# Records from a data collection
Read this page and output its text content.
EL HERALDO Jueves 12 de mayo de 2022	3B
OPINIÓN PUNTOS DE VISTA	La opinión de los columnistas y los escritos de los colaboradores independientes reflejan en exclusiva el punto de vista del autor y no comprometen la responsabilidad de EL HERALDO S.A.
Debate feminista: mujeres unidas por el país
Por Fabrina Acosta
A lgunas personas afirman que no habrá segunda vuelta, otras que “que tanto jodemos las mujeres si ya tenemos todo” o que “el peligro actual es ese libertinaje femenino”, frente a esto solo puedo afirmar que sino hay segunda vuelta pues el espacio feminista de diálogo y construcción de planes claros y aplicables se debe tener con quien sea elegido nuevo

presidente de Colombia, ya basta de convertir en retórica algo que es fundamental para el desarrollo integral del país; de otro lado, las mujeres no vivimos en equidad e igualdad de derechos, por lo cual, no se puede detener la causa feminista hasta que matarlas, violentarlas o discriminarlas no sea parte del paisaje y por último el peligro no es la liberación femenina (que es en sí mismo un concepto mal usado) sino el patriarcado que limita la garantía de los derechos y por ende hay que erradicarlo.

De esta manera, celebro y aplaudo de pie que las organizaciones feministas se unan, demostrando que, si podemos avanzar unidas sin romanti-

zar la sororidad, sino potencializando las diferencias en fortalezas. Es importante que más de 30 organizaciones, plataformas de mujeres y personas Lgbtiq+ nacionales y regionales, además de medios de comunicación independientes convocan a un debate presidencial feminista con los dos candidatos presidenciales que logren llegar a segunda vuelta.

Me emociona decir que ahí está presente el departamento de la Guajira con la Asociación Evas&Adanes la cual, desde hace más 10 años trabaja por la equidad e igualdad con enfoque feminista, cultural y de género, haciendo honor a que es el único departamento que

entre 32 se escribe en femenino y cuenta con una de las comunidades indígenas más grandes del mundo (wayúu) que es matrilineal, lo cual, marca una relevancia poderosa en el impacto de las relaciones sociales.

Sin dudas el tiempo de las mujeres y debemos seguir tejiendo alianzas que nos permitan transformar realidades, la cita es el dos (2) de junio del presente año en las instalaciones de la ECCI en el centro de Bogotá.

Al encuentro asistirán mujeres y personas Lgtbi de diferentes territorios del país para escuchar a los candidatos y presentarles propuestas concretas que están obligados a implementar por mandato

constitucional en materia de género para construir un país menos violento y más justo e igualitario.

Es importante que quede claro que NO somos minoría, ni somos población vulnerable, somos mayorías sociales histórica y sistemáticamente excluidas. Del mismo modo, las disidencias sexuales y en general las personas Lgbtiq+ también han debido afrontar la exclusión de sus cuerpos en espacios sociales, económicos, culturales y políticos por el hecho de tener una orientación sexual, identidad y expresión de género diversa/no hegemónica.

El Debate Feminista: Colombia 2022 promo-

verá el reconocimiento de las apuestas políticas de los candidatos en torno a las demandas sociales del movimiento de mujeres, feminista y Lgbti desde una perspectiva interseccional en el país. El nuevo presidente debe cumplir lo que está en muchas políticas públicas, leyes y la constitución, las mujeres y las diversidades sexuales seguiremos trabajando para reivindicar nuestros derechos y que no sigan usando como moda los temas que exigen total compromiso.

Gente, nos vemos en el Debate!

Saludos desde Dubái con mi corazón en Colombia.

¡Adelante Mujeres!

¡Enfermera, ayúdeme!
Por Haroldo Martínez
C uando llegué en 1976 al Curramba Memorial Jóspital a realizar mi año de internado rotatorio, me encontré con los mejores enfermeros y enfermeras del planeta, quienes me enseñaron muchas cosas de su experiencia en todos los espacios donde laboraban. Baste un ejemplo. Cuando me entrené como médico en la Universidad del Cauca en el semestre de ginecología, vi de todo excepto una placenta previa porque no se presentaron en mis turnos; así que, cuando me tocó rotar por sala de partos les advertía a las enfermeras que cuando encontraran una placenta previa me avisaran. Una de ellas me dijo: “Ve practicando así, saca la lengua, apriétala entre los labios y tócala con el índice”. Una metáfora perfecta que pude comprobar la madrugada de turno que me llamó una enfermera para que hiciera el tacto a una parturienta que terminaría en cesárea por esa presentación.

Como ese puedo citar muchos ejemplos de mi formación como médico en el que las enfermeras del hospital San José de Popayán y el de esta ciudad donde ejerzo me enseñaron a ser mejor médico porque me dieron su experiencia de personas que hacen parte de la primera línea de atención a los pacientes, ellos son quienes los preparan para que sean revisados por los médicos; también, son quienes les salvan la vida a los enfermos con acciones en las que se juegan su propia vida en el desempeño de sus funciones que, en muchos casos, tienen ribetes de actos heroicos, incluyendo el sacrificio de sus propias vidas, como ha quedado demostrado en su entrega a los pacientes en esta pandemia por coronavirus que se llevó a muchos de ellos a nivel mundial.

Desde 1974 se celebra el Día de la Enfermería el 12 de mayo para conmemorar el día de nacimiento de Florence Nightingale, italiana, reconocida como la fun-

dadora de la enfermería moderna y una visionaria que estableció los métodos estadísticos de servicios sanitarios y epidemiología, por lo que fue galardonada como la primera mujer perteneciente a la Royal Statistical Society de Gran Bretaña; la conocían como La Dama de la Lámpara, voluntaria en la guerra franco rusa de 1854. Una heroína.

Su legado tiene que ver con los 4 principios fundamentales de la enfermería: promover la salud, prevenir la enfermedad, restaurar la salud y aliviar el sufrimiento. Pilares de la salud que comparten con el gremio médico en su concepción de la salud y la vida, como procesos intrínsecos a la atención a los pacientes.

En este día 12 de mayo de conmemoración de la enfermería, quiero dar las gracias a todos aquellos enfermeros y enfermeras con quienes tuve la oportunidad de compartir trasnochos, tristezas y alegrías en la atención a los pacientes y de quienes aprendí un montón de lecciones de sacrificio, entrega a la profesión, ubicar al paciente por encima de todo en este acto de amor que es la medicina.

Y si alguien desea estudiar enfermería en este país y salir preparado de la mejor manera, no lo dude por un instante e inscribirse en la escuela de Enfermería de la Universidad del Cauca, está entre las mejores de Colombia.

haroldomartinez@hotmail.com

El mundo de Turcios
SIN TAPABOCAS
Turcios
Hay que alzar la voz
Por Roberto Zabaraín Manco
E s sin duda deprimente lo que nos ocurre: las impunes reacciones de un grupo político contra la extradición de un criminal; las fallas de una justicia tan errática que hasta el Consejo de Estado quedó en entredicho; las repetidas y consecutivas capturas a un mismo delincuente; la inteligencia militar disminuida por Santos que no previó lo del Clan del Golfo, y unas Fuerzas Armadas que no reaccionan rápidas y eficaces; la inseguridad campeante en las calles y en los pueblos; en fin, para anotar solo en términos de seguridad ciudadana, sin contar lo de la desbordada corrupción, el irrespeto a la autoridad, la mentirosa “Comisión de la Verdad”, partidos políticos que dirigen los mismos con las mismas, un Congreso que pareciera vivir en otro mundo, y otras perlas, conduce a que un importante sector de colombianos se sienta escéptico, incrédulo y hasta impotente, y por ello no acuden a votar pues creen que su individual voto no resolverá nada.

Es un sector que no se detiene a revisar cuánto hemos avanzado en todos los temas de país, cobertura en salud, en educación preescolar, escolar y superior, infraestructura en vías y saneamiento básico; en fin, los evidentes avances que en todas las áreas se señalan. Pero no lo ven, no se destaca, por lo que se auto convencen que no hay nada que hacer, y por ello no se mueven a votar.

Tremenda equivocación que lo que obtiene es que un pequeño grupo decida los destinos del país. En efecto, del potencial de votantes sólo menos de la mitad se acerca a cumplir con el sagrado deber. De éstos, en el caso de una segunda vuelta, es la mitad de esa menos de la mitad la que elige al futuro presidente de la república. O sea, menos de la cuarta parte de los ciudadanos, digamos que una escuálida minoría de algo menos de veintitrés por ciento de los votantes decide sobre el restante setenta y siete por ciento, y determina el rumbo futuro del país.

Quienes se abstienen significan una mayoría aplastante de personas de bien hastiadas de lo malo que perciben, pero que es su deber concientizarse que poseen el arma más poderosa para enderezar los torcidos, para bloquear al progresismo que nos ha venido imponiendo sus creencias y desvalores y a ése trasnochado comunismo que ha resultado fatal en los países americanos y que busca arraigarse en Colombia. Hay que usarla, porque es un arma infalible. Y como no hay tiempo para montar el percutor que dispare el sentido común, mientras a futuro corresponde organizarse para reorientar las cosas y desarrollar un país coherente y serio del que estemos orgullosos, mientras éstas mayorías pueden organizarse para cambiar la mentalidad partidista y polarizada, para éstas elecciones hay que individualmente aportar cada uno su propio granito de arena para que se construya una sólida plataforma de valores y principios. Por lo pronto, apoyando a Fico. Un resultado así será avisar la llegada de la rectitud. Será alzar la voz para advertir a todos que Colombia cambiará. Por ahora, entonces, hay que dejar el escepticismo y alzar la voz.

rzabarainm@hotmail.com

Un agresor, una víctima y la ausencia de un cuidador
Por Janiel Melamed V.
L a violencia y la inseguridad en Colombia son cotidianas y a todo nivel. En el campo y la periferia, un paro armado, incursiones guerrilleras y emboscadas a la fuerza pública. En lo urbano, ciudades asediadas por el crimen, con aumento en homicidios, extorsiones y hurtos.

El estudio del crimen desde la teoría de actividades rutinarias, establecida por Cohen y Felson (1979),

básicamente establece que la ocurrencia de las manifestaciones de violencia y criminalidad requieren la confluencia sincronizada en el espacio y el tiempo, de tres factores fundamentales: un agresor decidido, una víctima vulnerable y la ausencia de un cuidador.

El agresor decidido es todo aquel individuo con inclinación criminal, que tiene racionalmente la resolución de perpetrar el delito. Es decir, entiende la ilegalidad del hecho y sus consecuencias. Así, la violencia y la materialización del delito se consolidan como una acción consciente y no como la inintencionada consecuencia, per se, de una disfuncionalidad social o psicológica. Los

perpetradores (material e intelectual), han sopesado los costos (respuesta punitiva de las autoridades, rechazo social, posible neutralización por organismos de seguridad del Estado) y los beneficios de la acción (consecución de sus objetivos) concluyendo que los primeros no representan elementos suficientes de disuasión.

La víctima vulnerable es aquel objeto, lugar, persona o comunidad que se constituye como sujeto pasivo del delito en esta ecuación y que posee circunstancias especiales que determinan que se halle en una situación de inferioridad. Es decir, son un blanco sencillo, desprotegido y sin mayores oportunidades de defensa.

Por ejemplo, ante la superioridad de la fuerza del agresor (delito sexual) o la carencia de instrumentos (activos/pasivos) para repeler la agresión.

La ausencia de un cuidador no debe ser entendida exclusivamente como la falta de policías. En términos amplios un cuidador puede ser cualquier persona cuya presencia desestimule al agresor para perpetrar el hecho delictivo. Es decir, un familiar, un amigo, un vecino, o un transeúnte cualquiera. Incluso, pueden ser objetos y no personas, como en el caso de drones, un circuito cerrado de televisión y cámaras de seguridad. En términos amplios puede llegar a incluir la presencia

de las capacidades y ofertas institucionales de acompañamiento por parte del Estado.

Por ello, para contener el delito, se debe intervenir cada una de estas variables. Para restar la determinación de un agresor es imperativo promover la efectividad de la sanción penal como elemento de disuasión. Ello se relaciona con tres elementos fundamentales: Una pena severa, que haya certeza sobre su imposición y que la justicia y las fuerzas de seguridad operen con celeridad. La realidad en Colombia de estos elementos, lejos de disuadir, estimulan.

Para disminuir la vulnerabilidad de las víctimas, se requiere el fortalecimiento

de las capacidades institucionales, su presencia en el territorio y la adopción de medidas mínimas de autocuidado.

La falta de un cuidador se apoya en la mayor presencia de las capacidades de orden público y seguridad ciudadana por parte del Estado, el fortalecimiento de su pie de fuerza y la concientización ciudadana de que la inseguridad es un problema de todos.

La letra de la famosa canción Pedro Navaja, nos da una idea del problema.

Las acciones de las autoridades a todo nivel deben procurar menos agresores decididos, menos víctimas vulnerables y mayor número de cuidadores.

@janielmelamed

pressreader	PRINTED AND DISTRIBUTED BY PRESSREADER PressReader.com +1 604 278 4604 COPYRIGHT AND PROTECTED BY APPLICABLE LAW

# Work item
Reply with one number: the count of lines in the entries that include the word "institucionales".

# Result of the exercise
2